> [GIVEN INSTRUCTION]: The exercise asks for every line of the data to be reproduced exactly.

--- START OF DATASET ENTRIES ---

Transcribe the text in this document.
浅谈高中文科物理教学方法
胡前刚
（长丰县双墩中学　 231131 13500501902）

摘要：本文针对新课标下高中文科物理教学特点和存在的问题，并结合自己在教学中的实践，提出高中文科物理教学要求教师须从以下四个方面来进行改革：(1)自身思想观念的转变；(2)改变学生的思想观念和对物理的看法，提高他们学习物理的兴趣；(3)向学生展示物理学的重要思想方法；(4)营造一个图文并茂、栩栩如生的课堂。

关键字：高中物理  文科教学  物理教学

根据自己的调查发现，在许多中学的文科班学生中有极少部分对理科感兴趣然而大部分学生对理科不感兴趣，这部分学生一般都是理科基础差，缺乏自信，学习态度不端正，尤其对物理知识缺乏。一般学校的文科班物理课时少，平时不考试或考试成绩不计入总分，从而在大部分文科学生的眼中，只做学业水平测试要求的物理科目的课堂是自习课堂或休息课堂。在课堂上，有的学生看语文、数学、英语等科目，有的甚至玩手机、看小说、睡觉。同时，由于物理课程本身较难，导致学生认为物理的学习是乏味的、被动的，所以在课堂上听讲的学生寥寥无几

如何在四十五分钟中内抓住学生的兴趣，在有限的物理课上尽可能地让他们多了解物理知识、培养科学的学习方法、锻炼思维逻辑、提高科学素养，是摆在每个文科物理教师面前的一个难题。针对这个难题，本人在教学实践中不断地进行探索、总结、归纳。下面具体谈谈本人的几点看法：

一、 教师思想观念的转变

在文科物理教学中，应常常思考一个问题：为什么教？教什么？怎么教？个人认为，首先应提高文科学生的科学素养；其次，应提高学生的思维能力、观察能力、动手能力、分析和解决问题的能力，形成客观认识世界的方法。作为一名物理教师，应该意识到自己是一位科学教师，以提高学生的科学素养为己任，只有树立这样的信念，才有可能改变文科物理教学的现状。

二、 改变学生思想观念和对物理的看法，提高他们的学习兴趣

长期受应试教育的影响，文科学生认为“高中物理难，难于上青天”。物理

--- END OF DATASET ENTRIES ---

> [CORRECT ANSWER]:
Transcribe the text in this document.
浅谈高中文科物理教学方法
胡前刚
（长丰县双墩中学　 231131 13500501902）

摘要：本文针对新课标下高中文科物理教学特点和存在的问题，并结合自己在教学中的实践，提出高中文科物理教学要求教师须从以下四个方面来进行改革：(1)自身思想观念的转变；(2)改变学生的思想观念和对物理的看法，提高他们学习物理的兴趣；(3)向学生展示物理学的重要思想方法；(4)营造一个图文并茂、栩栩如生的课堂。

关键字：高中物理  文科教学  物理教学

根据自己的调查发现，在许多中学的文科班学生中有极少部分对理科感兴趣然而大部分学生对理科不感兴趣，这部分学生一般都是理科基础差，缺乏自信，学习态度不端正，尤其对物理知识缺乏。一般学校的文科班物理课时少，平时不考试或考试成绩不计入总分，从而在大部分文科学生的眼中，只做学业水平测试要求的物理科目的课堂是自习课堂或休息课堂。在课堂上，有的学生看语文、数学、英语等科目，有的甚至玩手机、看小说、睡觉。同时，由于物理课程本身较难，导致学生认为物理的学习是乏味的、被动的，所以在课堂上听讲的学生寥寥无几

如何在四十五分钟中内抓住学生的兴趣，在有限的物理课上尽可能地让他们多了解物理知识、培养科学的学习方法、锻炼思维逻辑、提高科学素养，是摆在每个文科物理教师面前的一个难题。针对这个难题，本人在教学实践中不断地进行探索、总结、归纳。下面具体谈谈本人的几点看法：

一、 教师思想观念的转变

在文科物理教学中，应常常思考一个问题：为什么教？教什么？怎么教？个人认为，首先应提高文科学生的科学素养；其次，应提高学生的思维能力、观察能力、动手能力、分析和解决问题的能力，形成客观认识世界的方法。作为一名物理教师，应该意识到自己是一位科学教师，以提高学生的科学素养为己任，只有树立这样的信念，才有可能改变文科物理教学的现状。

二、 改变学生思想观念和对物理的看法，提高他们的学习兴趣

长期受应试教育的影响，文科学生认为“高中物理难，难于上青天”。物理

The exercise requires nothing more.